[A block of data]
--------

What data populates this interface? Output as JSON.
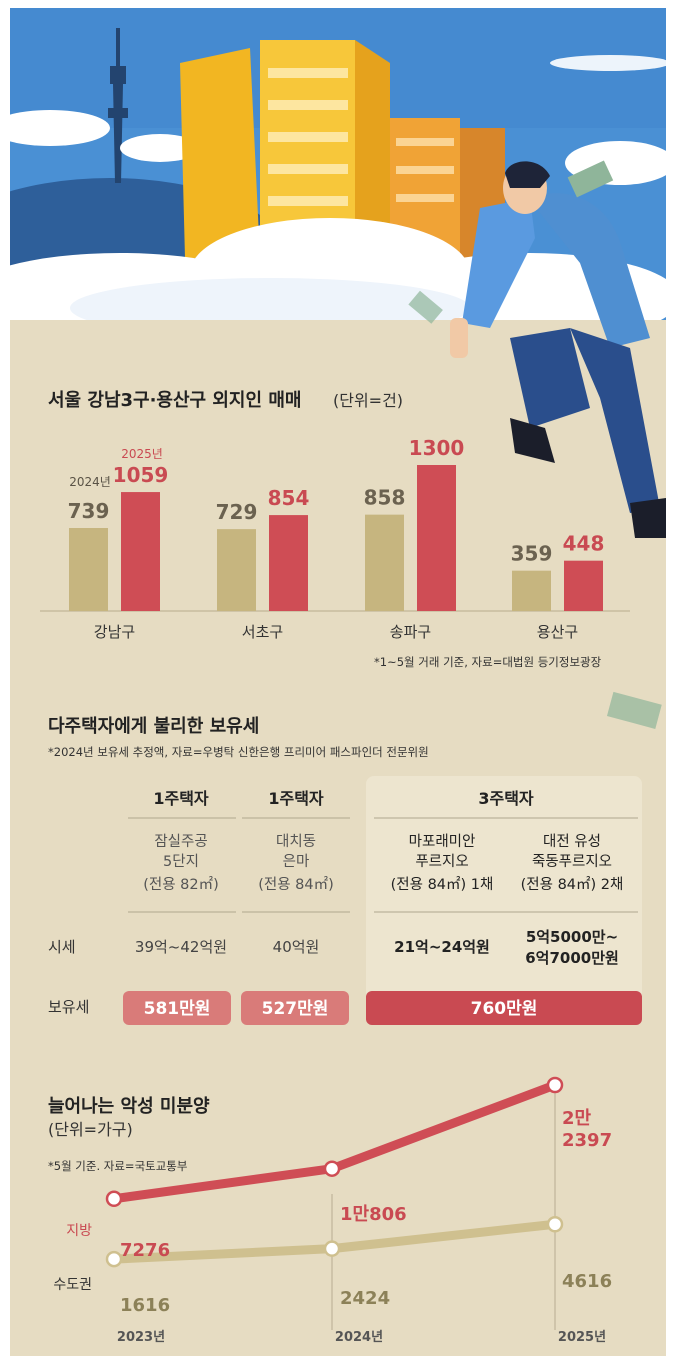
{
  "chart_data": [
    {
      "type": "bar",
      "title": "서울 강남3구·용산구 외지인 매매",
      "unit": "(단위=건)",
      "categories": [
        "강남구",
        "서초구",
        "송파구",
        "용산구"
      ],
      "series": [
        {
          "name": "2024년",
          "values": [
            739,
            729,
            858,
            359
          ]
        },
        {
          "name": "2025년",
          "values": [
            1059,
            854,
            1300,
            448
          ]
        }
      ],
      "value_labels": {
        "2024년": [
          "739",
          "729",
          "858",
          "359"
        ],
        "2025년": [
          "1059",
          "854",
          "1300",
          "448"
        ]
      },
      "ylim": [
        0,
        1300
      ],
      "note": "*1~5월 거래 기준, 자료=대법원 등기정보광장"
    },
    {
      "type": "table",
      "title": "다주택자에게 불리한 보유세",
      "note": "*2024년 보유세 추정액, 자료=우병탁 신한은행 프리미어 패스파인더 전문위원",
      "columns": [
        {
          "group": "1주택자",
          "property": [
            "잠실주공",
            "5단지",
            "(전용 82㎡)"
          ],
          "price": [
            "39억~42억원"
          ]
        },
        {
          "group": "1주택자",
          "property": [
            "대치동",
            "은마",
            "(전용 84㎡)"
          ],
          "price": [
            "40억원"
          ]
        },
        {
          "group": "3주택자",
          "property": [
            "마포래미안",
            "푸르지오",
            "(전용 84㎡) 1채"
          ],
          "price": [
            "21억~24억원"
          ]
        },
        {
          "group": "3주택자",
          "property": [
            "대전 유성",
            "죽동푸르지오",
            "(전용 84㎡) 2채"
          ],
          "price": [
            "5억5000만~",
            "6억7000만원"
          ]
        }
      ],
      "row_labels": {
        "price": "시세",
        "tax": "보유세"
      },
      "tax": [
        "581만원",
        "527만원",
        "760만원"
      ]
    },
    {
      "type": "line",
      "title": "늘어나는 악성 미분양",
      "unit": "(단위=가구)",
      "note": "*5월 기준. 자료=국토교통부",
      "x": [
        "2023년",
        "2024년",
        "2025년"
      ],
      "series": [
        {
          "name": "지방",
          "values": [
            7276,
            10806,
            22397
          ],
          "labels": [
            [
              "7276"
            ],
            [
              "1만806"
            ],
            [
              "2만",
              "2397"
            ]
          ]
        },
        {
          "name": "수도권",
          "values": [
            1616,
            2424,
            4616
          ],
          "labels": [
            [
              "1616"
            ],
            [
              "2424"
            ],
            [
              "4616"
            ]
          ]
        }
      ]
    }
  ],
  "colors": {
    "background": "#e6dcc2",
    "bar_2024": "#c6b57f",
    "bar_2025": "#cf4d55",
    "line_local": "#cf4d55",
    "line_capital": "#cfc08f",
    "tax_pill_light": "#d97b79",
    "tax_pill_dark": "#c94a52",
    "sky": "#4a90d4"
  }
}
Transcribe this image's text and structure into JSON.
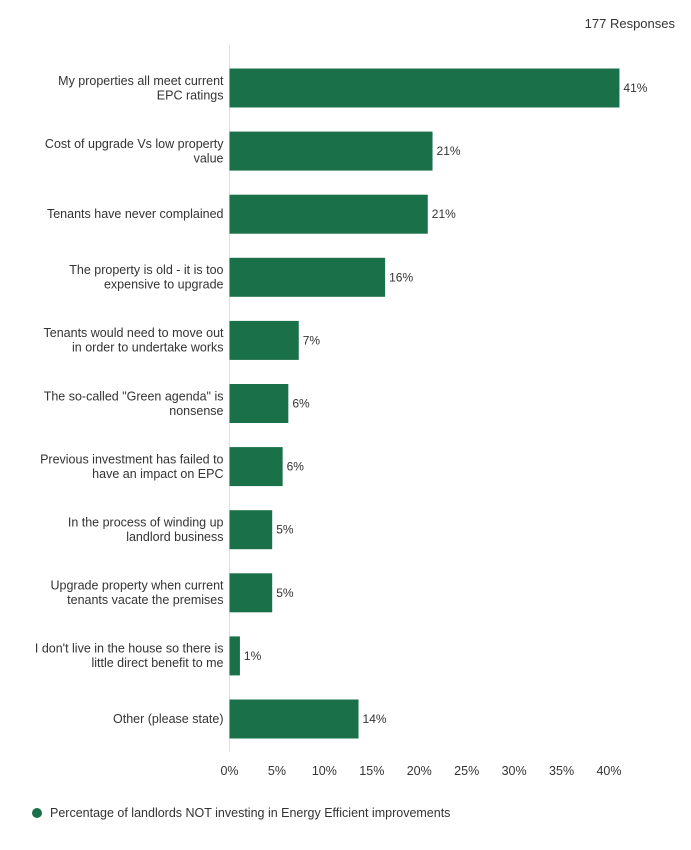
{
  "responses_label": "177 Responses",
  "chart_data": {
    "type": "bar",
    "orientation": "horizontal",
    "categories": [
      [
        "My properties all meet current",
        "EPC ratings"
      ],
      [
        "Cost of upgrade Vs low property",
        "value"
      ],
      [
        "Tenants have never complained"
      ],
      [
        "The property is old - it is too",
        "expensive to upgrade"
      ],
      [
        "Tenants would need to move out",
        "in order to undertake works"
      ],
      [
        "The so-called \"Green agenda\" is",
        "nonsense"
      ],
      [
        "Previous investment has failed to",
        "have an impact on EPC"
      ],
      [
        "In the process of winding up",
        "landlord business"
      ],
      [
        "Upgrade property when current",
        "tenants vacate the premises"
      ],
      [
        "I don't live in the house so there is",
        "little direct benefit to me"
      ],
      [
        "Other (please state)"
      ]
    ],
    "values": [
      41.1,
      21.4,
      20.9,
      16.4,
      7.3,
      6.2,
      5.6,
      4.5,
      4.5,
      1.1,
      13.6
    ],
    "value_labels": [
      "41%",
      "21%",
      "21%",
      "16%",
      "7%",
      "6%",
      "6%",
      "5%",
      "5%",
      "1%",
      "14%"
    ],
    "xlim": [
      0,
      40
    ],
    "x_ticks": [
      "0%",
      "5%",
      "10%",
      "15%",
      "20%",
      "25%",
      "30%",
      "35%",
      "40%"
    ],
    "series": [
      {
        "name": "Percentage of landlords NOT investing in Energy Efficient improvements",
        "color": "#1a7048"
      }
    ],
    "legend_position": "bottom-left",
    "grid": false
  }
}
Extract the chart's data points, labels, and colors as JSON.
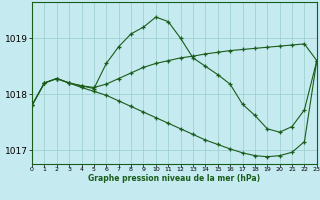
{
  "title": "Graphe pression niveau de la mer (hPa)",
  "bg_color": "#c5eaf0",
  "grid_color": "#99cccc",
  "line_color": "#1a5c1a",
  "xlim": [
    0,
    23
  ],
  "ylim": [
    1016.75,
    1019.65
  ],
  "yticks": [
    1017,
    1018,
    1019
  ],
  "xticks": [
    0,
    1,
    2,
    3,
    4,
    5,
    6,
    7,
    8,
    9,
    10,
    11,
    12,
    13,
    14,
    15,
    16,
    17,
    18,
    19,
    20,
    21,
    22,
    23
  ],
  "s1_x": [
    0,
    1,
    2,
    3,
    4,
    5,
    6,
    7,
    8,
    9,
    10,
    11,
    12,
    13,
    14,
    15,
    16,
    17,
    18,
    19,
    20,
    21,
    22,
    23
  ],
  "s1_y": [
    1017.8,
    1018.2,
    1018.28,
    1018.2,
    1018.15,
    1018.1,
    1018.55,
    1018.85,
    1019.08,
    1019.2,
    1019.38,
    1019.3,
    1019.0,
    1018.65,
    1018.5,
    1018.35,
    1018.18,
    1017.82,
    1017.62,
    1017.38,
    1017.32,
    1017.42,
    1017.72,
    1018.6
  ],
  "s2_x": [
    0,
    1,
    2,
    3,
    4,
    5,
    6,
    7,
    8,
    9,
    10,
    11,
    12,
    13,
    14,
    15,
    16,
    17,
    18,
    19,
    20,
    21,
    22,
    23
  ],
  "s2_y": [
    1017.8,
    1018.2,
    1018.28,
    1018.2,
    1018.15,
    1018.12,
    1018.18,
    1018.28,
    1018.38,
    1018.48,
    1018.55,
    1018.6,
    1018.65,
    1018.68,
    1018.72,
    1018.75,
    1018.78,
    1018.8,
    1018.82,
    1018.84,
    1018.86,
    1018.88,
    1018.9,
    1018.6
  ],
  "s3_x": [
    0,
    1,
    2,
    3,
    4,
    5,
    6,
    7,
    8,
    9,
    10,
    11,
    12,
    13,
    14,
    15,
    16,
    17,
    18,
    19,
    20,
    21,
    22,
    23
  ],
  "s3_y": [
    1017.8,
    1018.2,
    1018.28,
    1018.2,
    1018.12,
    1018.05,
    1017.98,
    1017.88,
    1017.78,
    1017.68,
    1017.58,
    1017.48,
    1017.38,
    1017.28,
    1017.18,
    1017.1,
    1017.02,
    1016.95,
    1016.9,
    1016.88,
    1016.9,
    1016.96,
    1017.15,
    1018.6
  ]
}
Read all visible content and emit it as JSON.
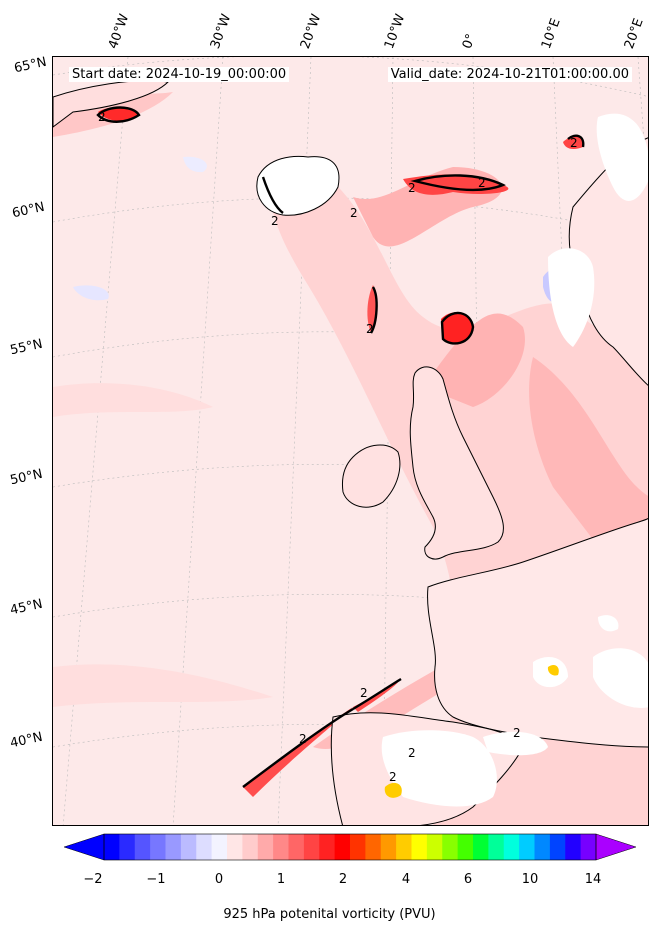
{
  "header": {
    "start_date": "Start date: 2024-10-19_00:00:00",
    "valid_date": "Valid_date: 2024-10-21T01:00:00.00"
  },
  "map": {
    "longitude_labels": [
      "40°W",
      "30°W",
      "20°W",
      "10°W",
      "0°",
      "10°E",
      "20°E"
    ],
    "latitude_labels": [
      "65°N",
      "60°N",
      "55°N",
      "50°N",
      "45°N",
      "40°N"
    ],
    "contour_label": "2"
  },
  "colorbar": {
    "ticks": [
      "−2",
      "−1",
      "0",
      "1",
      "2",
      "4",
      "6",
      "10",
      "14"
    ],
    "label": "925 hPa potenital vorticity (PVU)",
    "colors": [
      "#0000ff",
      "#2a2aff",
      "#5555ff",
      "#7777ff",
      "#9999ff",
      "#bbbbff",
      "#ddddff",
      "#f3f3ff",
      "#ffe6e6",
      "#ffcccc",
      "#ffaaaa",
      "#ff8888",
      "#ff6666",
      "#ff4444",
      "#ff2222",
      "#ff0000",
      "#ff3300",
      "#ff6600",
      "#ff9900",
      "#ffcc00",
      "#ffff00",
      "#ccff00",
      "#88ff00",
      "#44ff00",
      "#00ff33",
      "#00ff99",
      "#00ffdd",
      "#00ccff",
      "#0088ff",
      "#0044ff",
      "#2200ff",
      "#7700ff"
    ],
    "extend_low_color": "#0000ff",
    "extend_high_color": "#aa00ff"
  }
}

--------

▸ **EXERCISE AIM**
Gather all lines with the string "type" from the data.

▸ **RESPONSE BELOW**
      "type": "bar",
      "type": "table",
      "type": "line",
    "type": "bar",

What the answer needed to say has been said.